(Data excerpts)
+ + + + +
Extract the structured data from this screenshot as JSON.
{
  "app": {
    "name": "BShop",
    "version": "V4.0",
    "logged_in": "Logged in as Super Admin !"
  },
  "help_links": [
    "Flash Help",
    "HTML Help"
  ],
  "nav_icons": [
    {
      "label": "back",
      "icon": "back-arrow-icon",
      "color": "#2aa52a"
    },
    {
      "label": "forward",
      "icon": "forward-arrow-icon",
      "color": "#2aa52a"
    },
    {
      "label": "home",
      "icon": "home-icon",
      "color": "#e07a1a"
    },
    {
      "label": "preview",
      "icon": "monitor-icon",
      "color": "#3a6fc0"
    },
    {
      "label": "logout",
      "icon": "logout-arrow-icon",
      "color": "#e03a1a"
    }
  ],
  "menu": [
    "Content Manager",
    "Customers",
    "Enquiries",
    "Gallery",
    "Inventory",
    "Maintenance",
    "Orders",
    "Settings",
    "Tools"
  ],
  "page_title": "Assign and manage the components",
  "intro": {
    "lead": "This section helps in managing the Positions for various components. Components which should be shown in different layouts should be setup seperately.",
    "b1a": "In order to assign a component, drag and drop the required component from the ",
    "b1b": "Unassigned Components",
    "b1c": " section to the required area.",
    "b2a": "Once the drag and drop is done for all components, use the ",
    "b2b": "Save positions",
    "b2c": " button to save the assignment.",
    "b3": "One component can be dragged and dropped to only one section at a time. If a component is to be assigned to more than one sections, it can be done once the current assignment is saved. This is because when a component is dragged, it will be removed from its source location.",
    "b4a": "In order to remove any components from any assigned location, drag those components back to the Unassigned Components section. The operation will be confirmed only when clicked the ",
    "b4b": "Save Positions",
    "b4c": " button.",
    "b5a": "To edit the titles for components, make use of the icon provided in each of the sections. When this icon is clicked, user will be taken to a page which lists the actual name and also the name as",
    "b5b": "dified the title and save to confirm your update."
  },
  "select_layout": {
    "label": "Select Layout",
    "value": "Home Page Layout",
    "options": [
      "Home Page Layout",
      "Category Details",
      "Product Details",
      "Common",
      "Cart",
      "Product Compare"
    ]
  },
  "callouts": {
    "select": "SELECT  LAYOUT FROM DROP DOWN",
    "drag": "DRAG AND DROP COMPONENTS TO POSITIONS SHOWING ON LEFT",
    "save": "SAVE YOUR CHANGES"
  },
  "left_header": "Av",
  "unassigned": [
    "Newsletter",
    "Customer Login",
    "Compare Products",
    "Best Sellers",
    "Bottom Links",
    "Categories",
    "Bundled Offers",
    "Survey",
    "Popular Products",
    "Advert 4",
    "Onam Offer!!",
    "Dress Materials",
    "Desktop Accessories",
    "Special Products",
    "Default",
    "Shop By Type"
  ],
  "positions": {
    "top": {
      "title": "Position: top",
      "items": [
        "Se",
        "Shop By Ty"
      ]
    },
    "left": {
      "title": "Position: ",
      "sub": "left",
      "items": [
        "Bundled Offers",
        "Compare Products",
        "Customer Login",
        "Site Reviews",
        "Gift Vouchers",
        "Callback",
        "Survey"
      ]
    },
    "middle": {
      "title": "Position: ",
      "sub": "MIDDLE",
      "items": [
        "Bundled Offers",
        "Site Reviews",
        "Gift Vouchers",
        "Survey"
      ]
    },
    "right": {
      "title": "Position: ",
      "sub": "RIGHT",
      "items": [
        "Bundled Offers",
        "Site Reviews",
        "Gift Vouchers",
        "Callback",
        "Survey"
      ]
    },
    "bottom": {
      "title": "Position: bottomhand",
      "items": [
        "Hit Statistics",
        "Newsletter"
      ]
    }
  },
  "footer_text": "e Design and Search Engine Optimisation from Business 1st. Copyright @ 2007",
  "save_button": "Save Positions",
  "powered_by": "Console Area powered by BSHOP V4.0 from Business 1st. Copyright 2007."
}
+ + + + +
*Problem description*: Write an exact transcription of every entry above.

*Right answer*:
Extract the structured data from this screenshot as JSON.
{
  "app": {
    "name": "BShop",
    "version": "V4.0",
    "logged_in": "Logged in as Super Admin !"
  },
  "help_links": [
    "Flash Help",
    "HTML Help"
  ],
  "nav_icons": [
    {
      "label": "back",
      "icon": "back-arrow-icon",
      "color": "#2aa52a"
    },
    {
      "label": "forward",
      "icon": "forward-arrow-icon",
      "color": "#2aa52a"
    },
    {
      "label": "home",
      "icon": "home-icon",
      "color": "#e07a1a"
    },
    {
      "label": "preview",
      "icon": "monitor-icon",
      "color": "#3a6fc0"
    },
    {
      "label": "logout",
      "icon": "logout-arrow-icon",
      "color": "#e03a1a"
    }
  ],
  "menu": [
    "Content Manager",
    "Customers",
    "Enquiries",
    "Gallery",
    "Inventory",
    "Maintenance",
    "Orders",
    "Settings",
    "Tools"
  ],
  "page_title": "Assign and manage the components",
  "intro": {
    "lead": "This section helps in managing the Positions for various components. Components which should be shown in different layouts should be setup seperately.",
    "b1a": "In order to assign a component, drag and drop the required component from the ",
    "b1b": "Unassigned Components",
    "b1c": " section to the required area.",
    "b2a": "Once the drag and drop is done for all components, use the ",
    "b2b": "Save positions",
    "b2c": " button to save the assignment.",
    "b3": "One component can be dragged and dropped to only one section at a time. If a component is to be assigned to more than one sections, it can be done once the current assignment is saved. This is because when a component is dragged, it will be removed from its source location.",
    "b4a": "In order to remove any components from any assigned location, drag those components back to the Unassigned Components section. The operation will be confirmed only when clicked the ",
    "b4b": "Save Positions",
    "b4c": " button.",
    "b5a": "To edit the titles for components, make use of the icon provided in each of the sections. When this icon is clicked, user will be taken to a page which lists the actual name and also the name as",
    "b5b": "dified the title and save to confirm your update."
  },
  "select_layout": {
    "label": "Select Layout",
    "value": "Home Page Layout",
    "options": [
      "Home Page Layout",
      "Category Details",
      "Product Details",
      "Common",
      "Cart",
      "Product Compare"
    ]
  },
  "callouts": {
    "select": "SELECT  LAYOUT FROM DROP DOWN",
    "drag": "DRAG AND DROP COMPONENTS TO POSITIONS SHOWING ON LEFT",
    "save": "SAVE YOUR CHANGES"
  },
  "left_header": "Av",
  "unassigned": [
    "Newsletter",
    "Customer Login",
    "Compare Products",
    "Best Sellers",
    "Bottom Links",
    "Categories",
    "Bundled Offers",
    "Survey",
    "Popular Products",
    "Advert 4",
    "Onam Offer!!",
    "Dress Materials",
    "Desktop Accessories",
    "Special Products",
    "Default",
    "Shop By Type"
  ],
  "positions": {
    "top": {
      "title": "Position: top",
      "items": [
        "Se",
        "Shop By Ty"
      ]
    },
    "left": {
      "title": "Position: ",
      "sub": "left",
      "items": [
        "Bundled Offers",
        "Compare Products",
        "Customer Login",
        "Site Reviews",
        "Gift Vouchers",
        "Callback",
        "Survey"
      ]
    },
    "middle": {
      "title": "Position: ",
      "sub": "MIDDLE",
      "items": [
        "Bundled Offers",
        "Site Reviews",
        "Gift Vouchers",
        "Survey"
      ]
    },
    "right": {
      "title": "Position: ",
      "sub": "RIGHT",
      "items": [
        "Bundled Offers",
        "Site Reviews",
        "Gift Vouchers",
        "Callback",
        "Survey"
      ]
    },
    "bottom": {
      "title": "Position: bottomhand",
      "items": [
        "Hit Statistics",
        "Newsletter"
      ]
    }
  },
  "footer_text": "e Design and Search Engine Optimisation from Business 1st. Copyright @ 2007",
  "save_button": "Save Positions",
  "powered_by": "Console Area powered by BSHOP V4.0 from Business 1st. Copyright 2007."
}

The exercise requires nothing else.